Prompt ▸
For this exercise, repeat all of the material verbatim apart from its images.

Dataset entries on figures:

_____

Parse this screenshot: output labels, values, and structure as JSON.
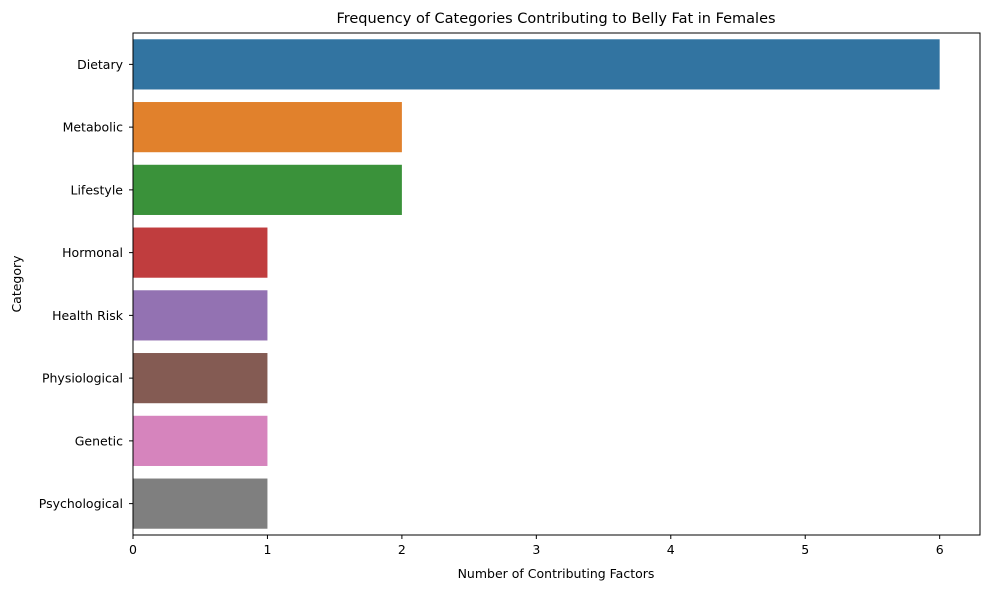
{
  "chart_data": {
    "type": "bar",
    "orientation": "horizontal",
    "title": "Frequency of Categories Contributing to Belly Fat in Females",
    "xlabel": "Number of Contributing Factors",
    "ylabel": "Category",
    "categories": [
      "Dietary",
      "Metabolic",
      "Lifestyle",
      "Hormonal",
      "Health Risk",
      "Physiological",
      "Genetic",
      "Psychological"
    ],
    "values": [
      6,
      2,
      2,
      1,
      1,
      1,
      1,
      1
    ],
    "colors": [
      "#3274a1",
      "#e1812c",
      "#3a923a",
      "#c03d3e",
      "#9372b2",
      "#845b53",
      "#d684bd",
      "#7f7f7f"
    ],
    "xlim": [
      0,
      6.3
    ],
    "xticks": [
      0,
      1,
      2,
      3,
      4,
      5,
      6
    ],
    "xtick_labels": [
      "0",
      "1",
      "2",
      "3",
      "4",
      "5",
      "6"
    ],
    "grid": false,
    "legend": false
  }
}
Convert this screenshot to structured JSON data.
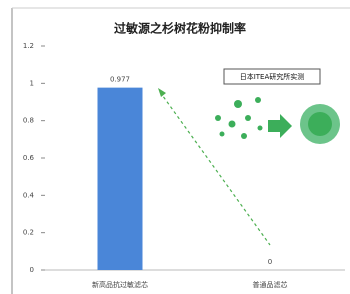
{
  "chart_data": {
    "type": "bar",
    "title": "过敏源之杉树花粉抑制率",
    "categories": [
      "新高品抗过敏滤芯",
      "普通品滤芯"
    ],
    "values": [
      0.977,
      0
    ],
    "color": "#4a86d8",
    "ylim": [
      0,
      1.2
    ],
    "yticks": [
      0,
      0.2,
      0.4,
      0.6,
      0.8,
      1,
      1.2
    ],
    "grid": false,
    "annotation": "日本ITEA研究所实测"
  }
}
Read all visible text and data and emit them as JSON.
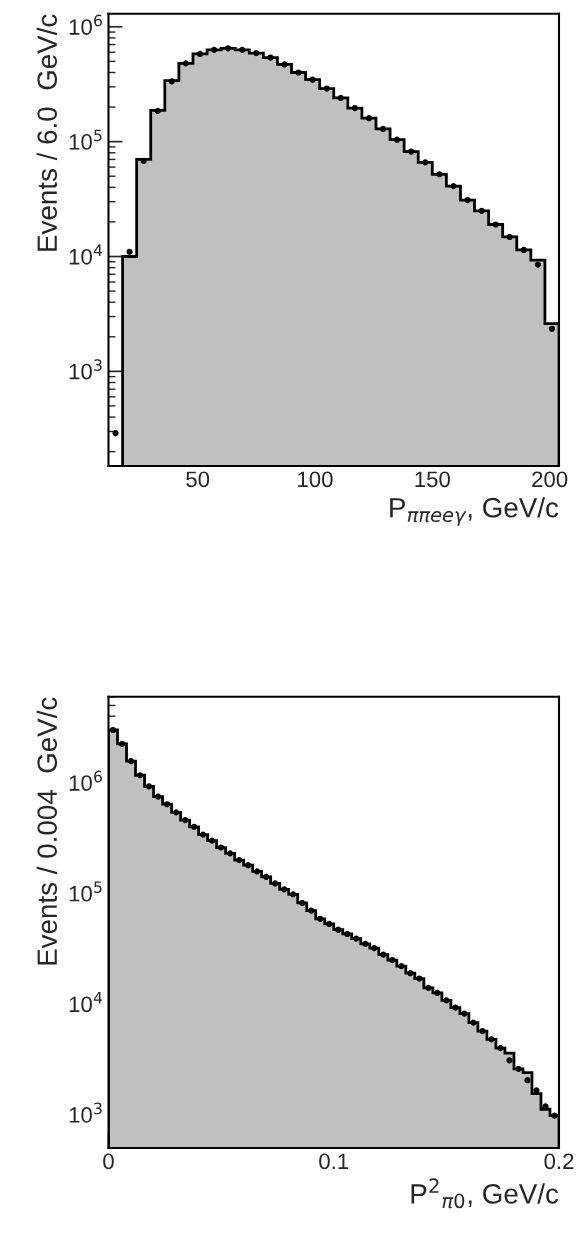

_____

Result of the task ▸
Parse this screenshot: output labels, values, and structure as JSON.
{
  "chart_data": {
    "type": "bar",
    "orientation": "horizontal",
    "title": "Frequency of Categories Contributing to Belly Fat in Females",
    "xlabel": "Number of Contributing Factors",
    "ylabel": "Category",
    "categories": [
      "Dietary",
      "Metabolic",
      "Lifestyle",
      "Hormonal",
      "Health Risk",
      "Physiological",
      "Genetic",
      "Psychological"
    ],
    "values": [
      6,
      2,
      2,
      1,
      1,
      1,
      1,
      1
    ],
    "colors": [
      "#3274a1",
      "#e1812c",
      "#3a923a",
      "#c03d3e",
      "#9372b2",
      "#845b53",
      "#d684bd",
      "#7f7f7f"
    ],
    "xlim": [
      0,
      6.3
    ],
    "xticks": [
      0,
      1,
      2,
      3,
      4,
      5,
      6
    ],
    "xtick_labels": [
      "0",
      "1",
      "2",
      "3",
      "4",
      "5",
      "6"
    ],
    "grid": false,
    "legend": false
  }
}
Convert this screenshot to structured JSON data.
{
  "chart_data": {
    "type": "bar",
    "title": "过敏源之杉树花粉抑制率",
    "categories": [
      "新高品抗过敏滤芯",
      "普通品滤芯"
    ],
    "values": [
      0.977,
      0
    ],
    "color": "#4a86d8",
    "ylim": [
      0,
      1.2
    ],
    "yticks": [
      0,
      0.2,
      0.4,
      0.6,
      0.8,
      1,
      1.2
    ],
    "grid": false,
    "annotation": "日本ITEA研究所实测"
  }
}
Read all visible text and data and emit them as JSON.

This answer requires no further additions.